Go through the listing below and list every line with "initial".

_MATERIAL SUPPLIED:_
------------

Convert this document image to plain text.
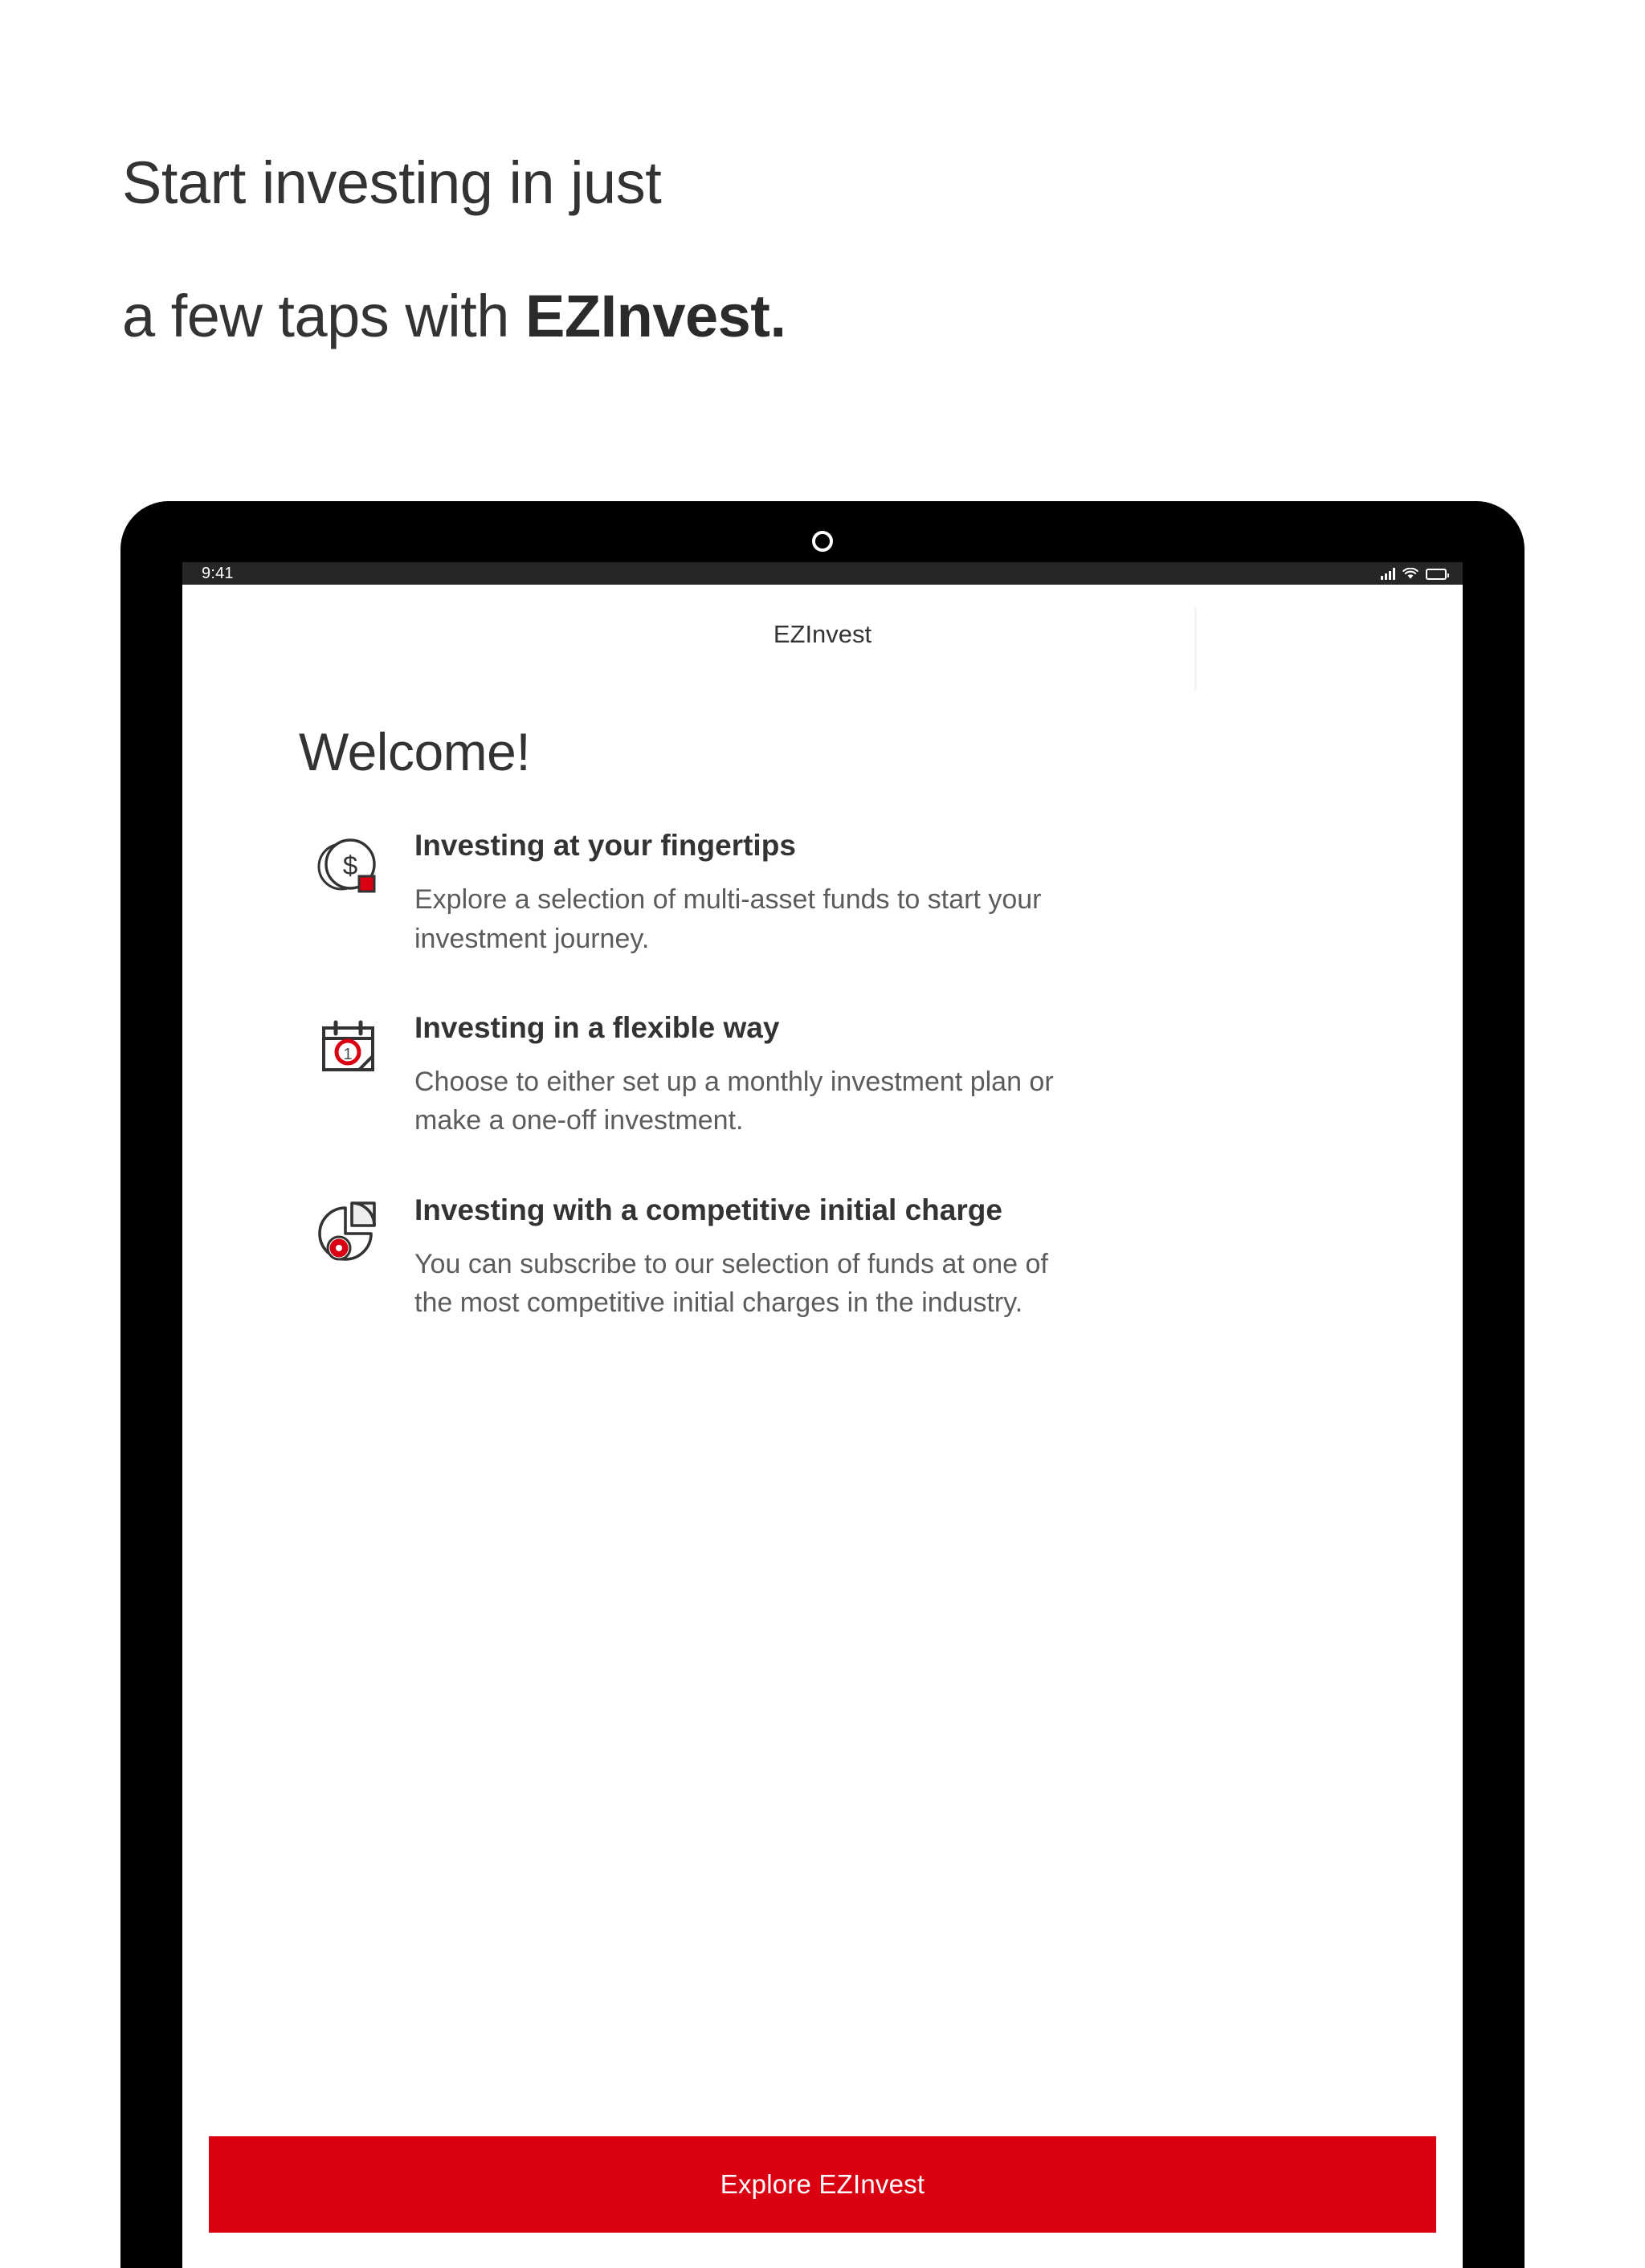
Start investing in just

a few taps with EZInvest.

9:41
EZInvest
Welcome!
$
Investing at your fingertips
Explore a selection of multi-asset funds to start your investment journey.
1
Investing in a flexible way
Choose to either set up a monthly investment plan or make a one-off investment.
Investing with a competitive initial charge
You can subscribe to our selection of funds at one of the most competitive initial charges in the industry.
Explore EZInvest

------------

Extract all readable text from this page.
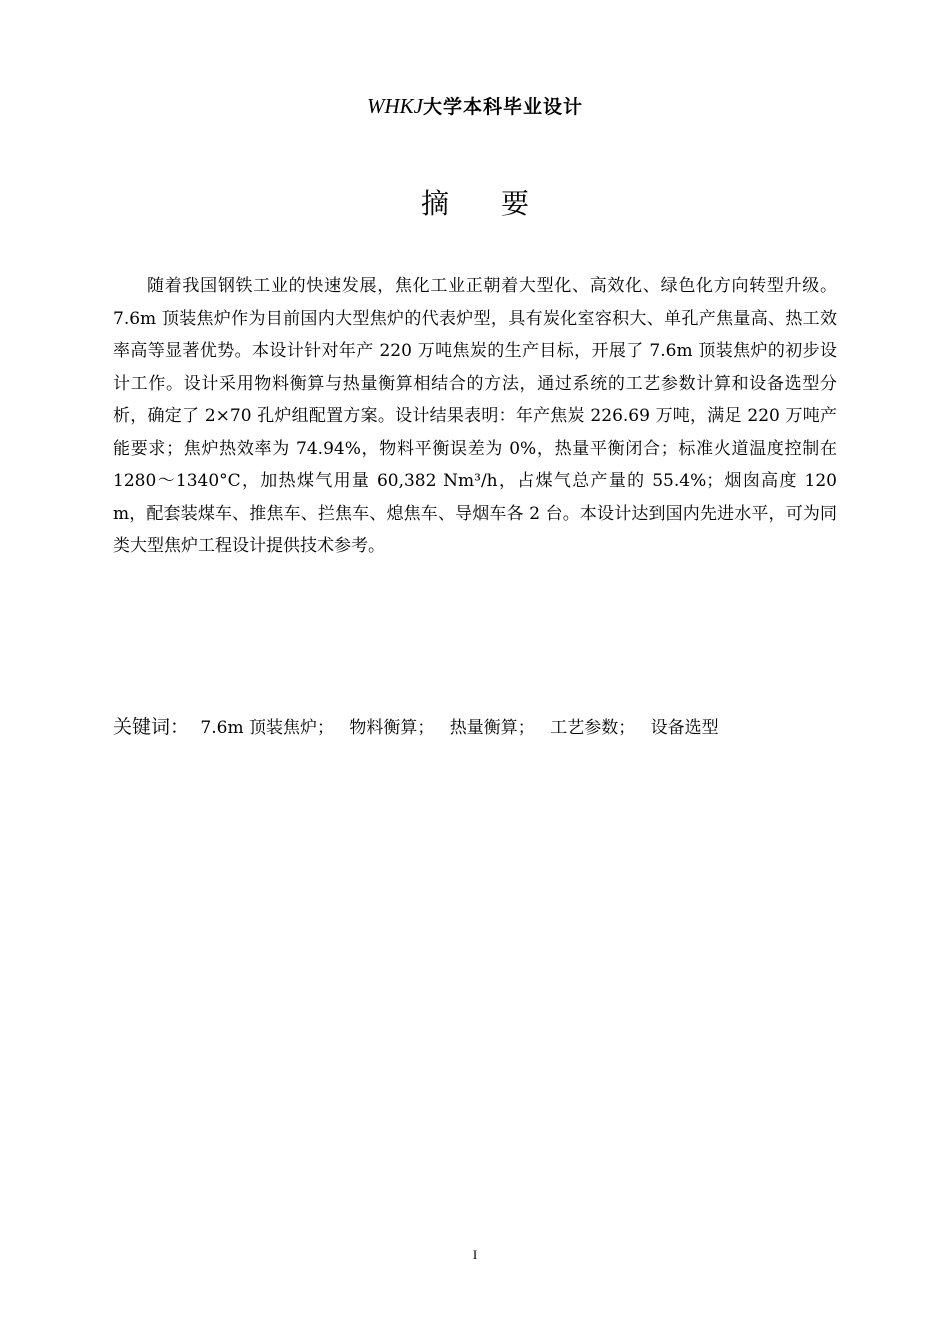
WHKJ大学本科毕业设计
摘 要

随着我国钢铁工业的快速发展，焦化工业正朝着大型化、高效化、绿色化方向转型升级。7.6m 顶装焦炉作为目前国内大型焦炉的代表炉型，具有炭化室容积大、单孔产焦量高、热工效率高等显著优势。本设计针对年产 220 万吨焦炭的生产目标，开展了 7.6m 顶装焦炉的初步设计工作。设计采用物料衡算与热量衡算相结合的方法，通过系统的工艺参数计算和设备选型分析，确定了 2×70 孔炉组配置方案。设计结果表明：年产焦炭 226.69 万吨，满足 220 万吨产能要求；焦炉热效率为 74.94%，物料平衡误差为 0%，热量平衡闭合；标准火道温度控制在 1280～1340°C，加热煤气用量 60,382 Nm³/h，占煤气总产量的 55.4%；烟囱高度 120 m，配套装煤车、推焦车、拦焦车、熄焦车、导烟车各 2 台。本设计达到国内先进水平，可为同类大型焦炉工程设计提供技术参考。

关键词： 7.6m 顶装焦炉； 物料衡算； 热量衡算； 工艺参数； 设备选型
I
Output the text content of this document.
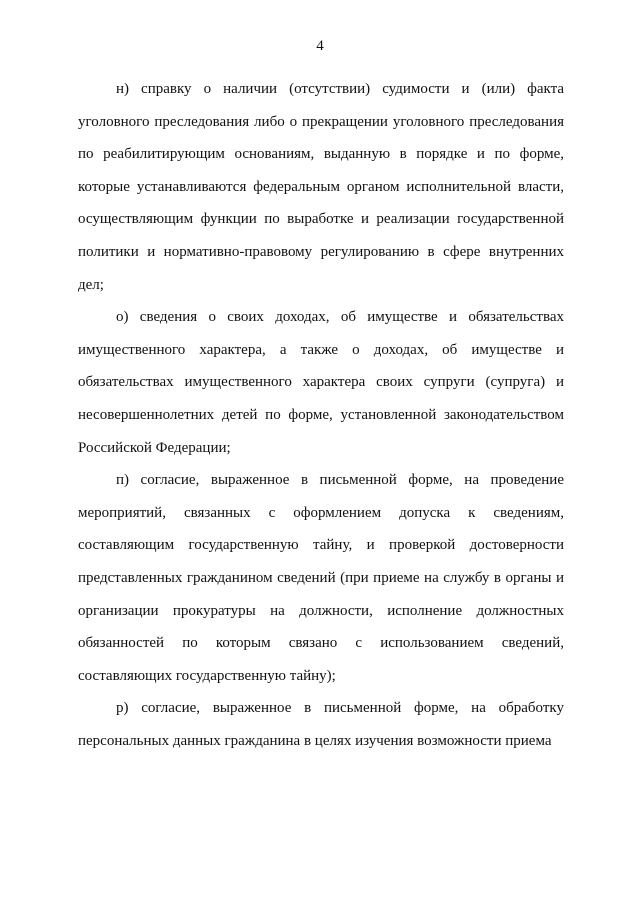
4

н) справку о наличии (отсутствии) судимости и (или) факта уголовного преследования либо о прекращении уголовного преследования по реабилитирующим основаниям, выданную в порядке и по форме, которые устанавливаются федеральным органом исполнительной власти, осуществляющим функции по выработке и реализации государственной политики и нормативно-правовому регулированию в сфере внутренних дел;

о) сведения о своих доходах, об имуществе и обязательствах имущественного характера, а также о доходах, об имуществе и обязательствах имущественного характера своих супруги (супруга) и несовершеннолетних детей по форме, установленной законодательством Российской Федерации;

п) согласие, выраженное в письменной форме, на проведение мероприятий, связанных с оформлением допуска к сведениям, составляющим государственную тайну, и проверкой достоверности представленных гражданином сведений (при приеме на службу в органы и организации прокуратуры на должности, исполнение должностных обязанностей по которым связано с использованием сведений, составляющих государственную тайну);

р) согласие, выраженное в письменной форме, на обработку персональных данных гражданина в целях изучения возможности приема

------------

_RESULT OF THE EXERCISE:_
Investing with a competitive initial charge
You can subscribe to our selection of funds at one of the most competitive initial charges in the industry.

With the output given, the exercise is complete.